> [WHAT TO DO]:
Copy, from the entries below, each line in which the string "Elevation" appears.

> [DATA TO PROCESS]:
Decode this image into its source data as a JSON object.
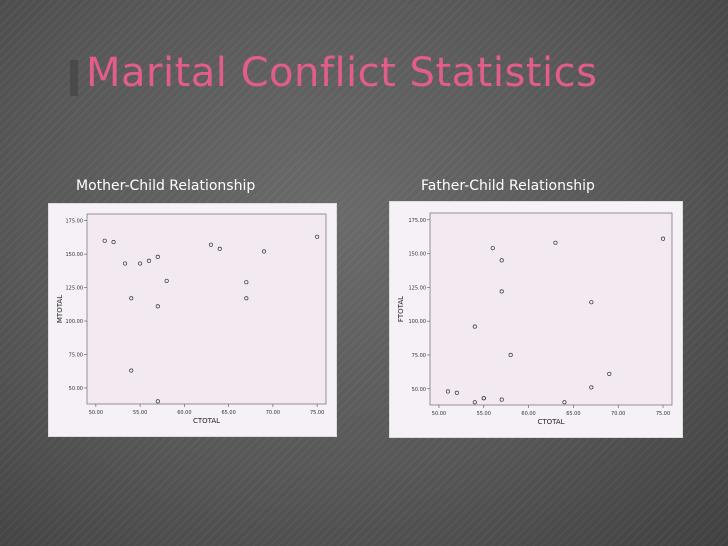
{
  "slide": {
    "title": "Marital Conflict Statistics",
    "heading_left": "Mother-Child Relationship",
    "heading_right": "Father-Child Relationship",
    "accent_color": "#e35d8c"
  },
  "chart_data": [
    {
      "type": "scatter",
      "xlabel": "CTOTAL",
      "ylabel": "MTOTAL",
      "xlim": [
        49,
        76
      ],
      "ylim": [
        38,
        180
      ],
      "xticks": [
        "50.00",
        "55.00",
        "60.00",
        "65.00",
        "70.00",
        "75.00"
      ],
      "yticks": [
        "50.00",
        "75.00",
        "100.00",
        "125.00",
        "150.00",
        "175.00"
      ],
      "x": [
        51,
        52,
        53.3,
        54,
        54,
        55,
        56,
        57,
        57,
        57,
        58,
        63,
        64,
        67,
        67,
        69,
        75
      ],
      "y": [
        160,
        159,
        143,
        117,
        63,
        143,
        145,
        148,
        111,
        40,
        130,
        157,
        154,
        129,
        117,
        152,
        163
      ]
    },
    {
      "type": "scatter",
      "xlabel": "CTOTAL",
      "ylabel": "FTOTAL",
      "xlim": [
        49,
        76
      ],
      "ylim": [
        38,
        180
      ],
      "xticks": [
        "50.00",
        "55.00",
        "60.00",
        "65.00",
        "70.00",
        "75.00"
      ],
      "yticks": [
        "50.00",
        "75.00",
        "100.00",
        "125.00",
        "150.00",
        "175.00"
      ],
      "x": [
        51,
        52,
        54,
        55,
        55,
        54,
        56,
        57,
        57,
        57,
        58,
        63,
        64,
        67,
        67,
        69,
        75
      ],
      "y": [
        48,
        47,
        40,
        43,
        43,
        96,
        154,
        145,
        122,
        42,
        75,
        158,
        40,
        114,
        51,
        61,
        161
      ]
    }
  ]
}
* * *
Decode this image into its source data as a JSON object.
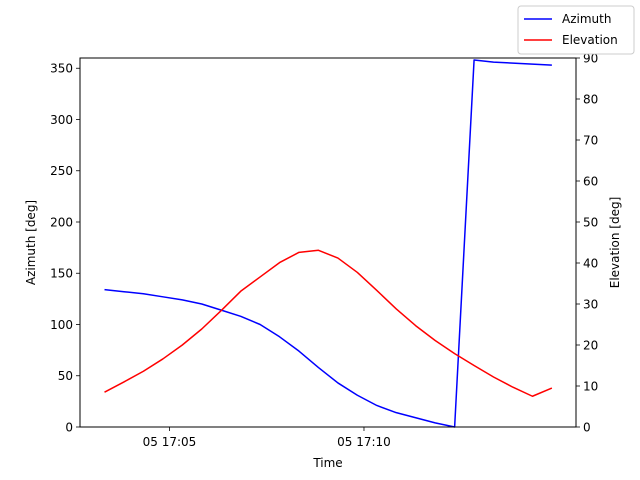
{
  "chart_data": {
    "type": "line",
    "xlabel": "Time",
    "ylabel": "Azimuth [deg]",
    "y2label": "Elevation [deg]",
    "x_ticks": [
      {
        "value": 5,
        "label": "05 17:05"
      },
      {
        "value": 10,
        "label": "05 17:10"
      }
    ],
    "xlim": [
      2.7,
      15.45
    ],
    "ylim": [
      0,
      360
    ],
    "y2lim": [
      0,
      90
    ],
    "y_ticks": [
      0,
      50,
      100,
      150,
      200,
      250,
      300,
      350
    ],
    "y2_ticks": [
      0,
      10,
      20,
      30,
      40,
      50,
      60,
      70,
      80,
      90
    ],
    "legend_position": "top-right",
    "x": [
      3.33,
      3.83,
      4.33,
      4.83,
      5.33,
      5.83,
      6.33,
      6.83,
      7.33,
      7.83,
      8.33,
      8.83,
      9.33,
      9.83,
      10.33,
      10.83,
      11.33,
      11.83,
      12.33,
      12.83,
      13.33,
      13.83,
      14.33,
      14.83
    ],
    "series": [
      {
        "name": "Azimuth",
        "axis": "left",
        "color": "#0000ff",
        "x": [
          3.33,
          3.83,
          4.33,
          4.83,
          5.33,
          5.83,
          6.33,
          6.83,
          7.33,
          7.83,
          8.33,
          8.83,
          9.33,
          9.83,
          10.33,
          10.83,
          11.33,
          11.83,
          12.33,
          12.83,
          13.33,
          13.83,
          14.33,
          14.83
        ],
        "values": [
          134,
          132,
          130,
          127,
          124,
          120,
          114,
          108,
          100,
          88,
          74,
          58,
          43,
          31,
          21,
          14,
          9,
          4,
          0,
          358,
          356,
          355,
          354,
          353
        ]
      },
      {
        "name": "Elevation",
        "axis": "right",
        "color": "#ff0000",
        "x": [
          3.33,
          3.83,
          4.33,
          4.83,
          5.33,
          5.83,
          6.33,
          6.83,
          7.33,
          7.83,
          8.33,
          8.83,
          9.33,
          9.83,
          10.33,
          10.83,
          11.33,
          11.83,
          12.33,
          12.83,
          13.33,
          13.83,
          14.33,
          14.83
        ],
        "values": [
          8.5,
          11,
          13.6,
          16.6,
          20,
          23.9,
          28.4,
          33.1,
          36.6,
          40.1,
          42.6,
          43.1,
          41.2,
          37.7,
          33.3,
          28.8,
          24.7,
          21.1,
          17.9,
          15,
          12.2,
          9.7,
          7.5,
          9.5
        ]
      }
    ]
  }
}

> [THE RESPONSE]:
    "y2label": "Elevation [deg]",
        "name": "Elevation",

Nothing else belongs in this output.